## Set exercise 1
Using the text about the album Ancestors, decide whether each statement agrees with it: (a) the album was recorded on February 6, 2011; (b) the album marks Smith's first recording with Louis Moholo-Moholo; (c) the album came out on a Norwegian label. Answer yes or no for each, and quote the deciding words of the text.

## Supplied passage
----------
Studio album by Wadada Leo Smith
- Released: 2012
- Recorded: February 6, 2011
- Studio: Master Recording, Espoo
- Genre: Jazz
- Length: 60:19
- Label: TUM Records
- Producer: Petri Haussila

Wadada Leo Smith chronology
| Ten Freedom Summers (2012) | Ancestors (2012) | Occupy the World (2013) |

= Ancestors (Wadada Leo Smith album) =

Ancestors is a studio album by American jazz trumpeter Wadada Leo Smith, which was released in 2012 on the Finnish TUM label. The album features his first recording with South African drummer Louis Moholo-Moholo, after having explored the trumpet/drums duos on The Blue Mountain's Sun Drummer with Ed Blackwell, Compassion with Adam Rudolph, Wisdom in Time with Günter Sommer and America with Jack DeJohnette.

==Reception==

In his review for AllMusic, Thom Jurek states "Ancestors is an intimate, canny dialogue between two great masters whose creative common language is not only expressive, it's edifying."
----------
## Available data
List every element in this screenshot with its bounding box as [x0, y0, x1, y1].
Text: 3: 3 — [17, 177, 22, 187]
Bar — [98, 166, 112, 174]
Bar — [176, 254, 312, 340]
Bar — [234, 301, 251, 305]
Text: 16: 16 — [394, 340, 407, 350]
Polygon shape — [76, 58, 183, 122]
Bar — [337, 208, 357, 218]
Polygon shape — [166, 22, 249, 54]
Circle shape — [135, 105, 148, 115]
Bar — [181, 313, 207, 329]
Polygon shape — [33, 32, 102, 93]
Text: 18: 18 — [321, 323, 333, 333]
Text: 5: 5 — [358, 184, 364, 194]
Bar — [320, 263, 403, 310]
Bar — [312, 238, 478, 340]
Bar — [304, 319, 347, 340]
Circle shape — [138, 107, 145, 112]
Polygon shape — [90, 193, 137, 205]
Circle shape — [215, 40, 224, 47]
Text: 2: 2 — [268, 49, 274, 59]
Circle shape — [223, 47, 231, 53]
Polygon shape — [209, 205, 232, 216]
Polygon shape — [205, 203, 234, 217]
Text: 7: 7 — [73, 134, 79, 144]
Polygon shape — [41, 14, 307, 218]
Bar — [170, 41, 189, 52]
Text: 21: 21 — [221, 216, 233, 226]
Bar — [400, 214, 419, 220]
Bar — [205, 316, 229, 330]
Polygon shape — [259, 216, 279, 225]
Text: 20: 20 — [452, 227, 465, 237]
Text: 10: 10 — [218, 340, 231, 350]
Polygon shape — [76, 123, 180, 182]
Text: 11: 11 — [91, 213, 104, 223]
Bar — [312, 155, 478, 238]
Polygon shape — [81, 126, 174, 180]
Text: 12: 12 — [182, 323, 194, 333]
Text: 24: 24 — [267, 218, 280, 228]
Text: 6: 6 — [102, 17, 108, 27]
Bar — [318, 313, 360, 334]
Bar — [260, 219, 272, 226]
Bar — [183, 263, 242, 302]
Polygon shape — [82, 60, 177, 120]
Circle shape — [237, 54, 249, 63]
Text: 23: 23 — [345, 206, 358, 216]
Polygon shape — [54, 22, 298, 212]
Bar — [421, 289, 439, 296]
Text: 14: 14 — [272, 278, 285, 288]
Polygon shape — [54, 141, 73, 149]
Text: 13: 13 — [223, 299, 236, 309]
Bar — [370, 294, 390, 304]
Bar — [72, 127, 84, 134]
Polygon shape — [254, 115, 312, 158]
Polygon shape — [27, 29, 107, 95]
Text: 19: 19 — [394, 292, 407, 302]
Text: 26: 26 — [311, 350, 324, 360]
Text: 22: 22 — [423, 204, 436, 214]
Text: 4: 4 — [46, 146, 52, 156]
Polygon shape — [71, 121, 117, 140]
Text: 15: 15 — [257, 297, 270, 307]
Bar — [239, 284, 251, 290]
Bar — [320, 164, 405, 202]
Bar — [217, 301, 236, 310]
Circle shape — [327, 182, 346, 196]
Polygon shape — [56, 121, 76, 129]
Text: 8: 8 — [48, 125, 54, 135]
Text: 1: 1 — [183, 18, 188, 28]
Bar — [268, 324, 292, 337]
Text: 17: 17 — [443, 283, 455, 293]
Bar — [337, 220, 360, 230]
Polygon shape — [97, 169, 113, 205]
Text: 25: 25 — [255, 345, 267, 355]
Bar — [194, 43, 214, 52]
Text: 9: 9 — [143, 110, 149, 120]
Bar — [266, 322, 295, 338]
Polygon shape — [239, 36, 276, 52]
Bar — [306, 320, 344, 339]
----------
## Set exercise 2
Render the rows from the start of the rows through the one containing "Polygon shape — [76, 58, 183, 122]", both ends included, as a numbered list, leaving out any blank lines.

## Task output 1
(a) Yes: "Recorded: February 6, 2011"
(b) Yes: "The album features his first recording with South African drummer Louis Moholo-Moholo"
(c) No: "released in 2012 on the Finnish TUM label"

## Task output 2
1. List every element in this screenshot with its bounding box as [x0, y0, x1, y1].
2. Text: 3: 3 — [17, 177, 22, 187]
3. Bar — [98, 166, 112, 174]
4. Bar — [176, 254, 312, 340]
5. Bar — [234, 301, 251, 305]
6. Text: 16: 16 — [394, 340, 407, 350]
7. Polygon shape — [76, 58, 183, 122]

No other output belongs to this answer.